■ FRAGMENTO DEL TEXTO
------

Desde el mismo momento en que permitamos que el Estado establezca los cánones de lo bueno y lo malo, habremos entregado nuestra tan humana capacidad de tener una moral propia. Nos habremos convertido en ceros a nuestra propia izquierda, incapaces de juzgar por nosotros mismos algo tan elemental como lo que está bien o mal.
Volveremos a escuchar que “la sociedad española está madura para aceptar esta Ley”, y lo que estarán diciendo en realidad es que la transformación social, dirigida desde arriba, ha alcanzado el punto en el cual se le puede dar una nueva vuelta de tuerca al establecimiento de un código moral impuesto y ajeno a la persona. Unos nuevos mandamientos cuya transgresión de palabra, obra u omisión trae como consecuencia la inclusión de los infractores en ciertos cordones sanitarios, no ya sólo para su escarnio público, sino para su reeducación.
Es la instrucción que venimos aceptando desde la infancia, en los colegios, que soportamos durante la adolescencia y madurez, con mensajes bien explícitos desde los miles de terminales que reman a favor del Gran Hermano, y que habremos de resignarnos a que nos persiga hasta el día en que nos vayamos, evento cuya dignidad o indignidad, que otros se han encargado de establecer, ya no podremos elegir. Fundamentalmente porque estaremos incapacitados para distinguir la esencia de un montón de conceptos cuya definición hemos entregado.

------

■ Registros incluidos en un conjunto de datos
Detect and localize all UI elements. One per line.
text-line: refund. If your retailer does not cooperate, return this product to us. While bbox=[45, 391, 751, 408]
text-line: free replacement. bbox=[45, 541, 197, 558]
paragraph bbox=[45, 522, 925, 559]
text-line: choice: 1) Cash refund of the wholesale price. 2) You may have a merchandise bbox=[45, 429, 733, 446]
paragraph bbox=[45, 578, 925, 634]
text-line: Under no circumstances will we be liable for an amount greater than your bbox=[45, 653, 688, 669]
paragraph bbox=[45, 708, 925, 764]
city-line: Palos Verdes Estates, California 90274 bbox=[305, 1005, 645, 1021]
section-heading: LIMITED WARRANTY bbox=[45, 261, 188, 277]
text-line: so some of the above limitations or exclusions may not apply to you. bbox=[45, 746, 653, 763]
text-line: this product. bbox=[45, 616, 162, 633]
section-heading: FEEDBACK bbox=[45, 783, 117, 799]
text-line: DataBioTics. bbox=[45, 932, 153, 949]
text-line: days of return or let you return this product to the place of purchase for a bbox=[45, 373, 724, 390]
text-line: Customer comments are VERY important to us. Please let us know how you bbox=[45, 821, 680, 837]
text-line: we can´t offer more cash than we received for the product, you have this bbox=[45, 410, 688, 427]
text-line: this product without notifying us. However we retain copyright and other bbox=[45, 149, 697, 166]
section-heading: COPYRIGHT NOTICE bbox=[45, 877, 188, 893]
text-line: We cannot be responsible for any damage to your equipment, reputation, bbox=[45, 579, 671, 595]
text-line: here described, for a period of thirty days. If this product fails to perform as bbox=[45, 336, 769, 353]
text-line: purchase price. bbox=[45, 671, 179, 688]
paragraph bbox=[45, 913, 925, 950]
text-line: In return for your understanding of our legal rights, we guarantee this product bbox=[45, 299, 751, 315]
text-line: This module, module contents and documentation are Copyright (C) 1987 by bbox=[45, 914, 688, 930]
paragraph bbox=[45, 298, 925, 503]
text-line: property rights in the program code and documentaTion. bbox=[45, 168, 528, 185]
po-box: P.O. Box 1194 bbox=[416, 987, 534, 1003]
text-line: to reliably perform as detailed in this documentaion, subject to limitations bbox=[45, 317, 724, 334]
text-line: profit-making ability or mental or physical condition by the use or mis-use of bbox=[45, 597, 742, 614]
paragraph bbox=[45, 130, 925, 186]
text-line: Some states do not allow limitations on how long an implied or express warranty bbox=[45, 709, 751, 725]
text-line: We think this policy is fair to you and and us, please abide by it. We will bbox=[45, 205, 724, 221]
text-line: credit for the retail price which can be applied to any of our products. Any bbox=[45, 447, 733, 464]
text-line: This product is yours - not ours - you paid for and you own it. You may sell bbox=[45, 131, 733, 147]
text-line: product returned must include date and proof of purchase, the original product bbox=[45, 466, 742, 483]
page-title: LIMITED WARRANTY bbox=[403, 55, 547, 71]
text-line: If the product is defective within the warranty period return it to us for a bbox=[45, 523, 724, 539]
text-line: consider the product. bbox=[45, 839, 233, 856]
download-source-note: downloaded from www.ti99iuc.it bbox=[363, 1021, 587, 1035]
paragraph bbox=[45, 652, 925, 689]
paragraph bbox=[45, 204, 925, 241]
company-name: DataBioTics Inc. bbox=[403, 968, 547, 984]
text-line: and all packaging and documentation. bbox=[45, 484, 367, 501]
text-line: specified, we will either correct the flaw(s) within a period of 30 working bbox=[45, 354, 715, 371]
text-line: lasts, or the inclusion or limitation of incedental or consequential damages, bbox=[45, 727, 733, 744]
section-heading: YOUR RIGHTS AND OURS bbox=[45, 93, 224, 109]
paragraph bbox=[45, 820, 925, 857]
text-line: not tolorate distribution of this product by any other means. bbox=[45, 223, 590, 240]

------

■ TAREAS
1. Vuelve a escribir, sin cambiar nada, el pasaje del texto sobre la moral y el Estado que se abre con las palabras que contienen "Desde el mismo" y se cierra con "bien o mal.".
2. Prolonga el texto sobre la moral impuesta por el Estado a partir del punto en que se detiene.
Los ítems proceden de una fuente distinta a la del texto.

■ RESPUESTAS POR TAREA
1.
Desde el mismo momento en que permitamos que el Estado establezca los cánones de lo bueno y lo malo, habremos entregado nuestra tan humana capacidad de tener una moral propia. Nos habremos convertido en ceros a nuestra propia izquierda, incapaces de juzgar por nosotros mismos algo tan elemental como lo que está bien o mal.

2.
Y lo más chocante de todo esto es que el vaciamiento mental y la anulación de la propia conciencia se venden bajo el título de “derechos”, los que no podremos ejercer cuando quienes ansían controlarlo todo consigan finalmente que se los compremos y hasta roguemos por el cerrojazo a nuestra Libertad; la misma que hemos ido entregando a plazos, en cada inocente frase, a los que conocen la vida secreta de las palabras.
No es cuestión de oportunismo, no es sólo electoralismo: es agenda, la de quienes no tienen más intención que la de derrumbar todos los pilares de un edificio que nunca controlaron y rehacerlo desde los cimientos, para poder al tiempo ser conserje, jardinero y presidente de la comunidad de vecinos. Se irán por mor de la alternancia, pasaremos cuatro u ocho años de inacción por parte de quienes podrían apuntalar la ruina y los nuevos arquitectos volverán para seguir su obra exactamente en el punto que la dejaron.
Y matarán al hombre, de la manera más indigna.